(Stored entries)
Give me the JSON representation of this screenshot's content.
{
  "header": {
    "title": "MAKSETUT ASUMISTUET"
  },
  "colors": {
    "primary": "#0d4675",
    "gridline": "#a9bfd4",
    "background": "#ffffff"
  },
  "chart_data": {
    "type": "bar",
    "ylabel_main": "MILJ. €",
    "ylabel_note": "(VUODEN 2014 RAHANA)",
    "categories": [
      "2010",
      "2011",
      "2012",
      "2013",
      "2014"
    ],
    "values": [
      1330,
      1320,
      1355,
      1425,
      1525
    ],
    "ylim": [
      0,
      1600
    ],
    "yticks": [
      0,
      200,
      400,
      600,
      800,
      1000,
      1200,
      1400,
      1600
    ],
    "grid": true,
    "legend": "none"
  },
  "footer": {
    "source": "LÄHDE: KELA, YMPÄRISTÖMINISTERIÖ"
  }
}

Your task: Retype the data exactly as given.

Reply to the task:
Give me the JSON representation of this screenshot's content.
{
  "header": {
    "title": "MAKSETUT ASUMISTUET"
  },
  "colors": {
    "primary": "#0d4675",
    "gridline": "#a9bfd4",
    "background": "#ffffff"
  },
  "chart_data": {
    "type": "bar",
    "ylabel_main": "MILJ. €",
    "ylabel_note": "(VUODEN 2014 RAHANA)",
    "categories": [
      "2010",
      "2011",
      "2012",
      "2013",
      "2014"
    ],
    "values": [
      1330,
      1320,
      1355,
      1425,
      1525
    ],
    "ylim": [
      0,
      1600
    ],
    "yticks": [
      0,
      200,
      400,
      600,
      800,
      1000,
      1200,
      1400,
      1600
    ],
    "grid": true,
    "legend": "none"
  },
  "footer": {
    "source": "LÄHDE: KELA, YMPÄRISTÖMINISTERIÖ"
  }
}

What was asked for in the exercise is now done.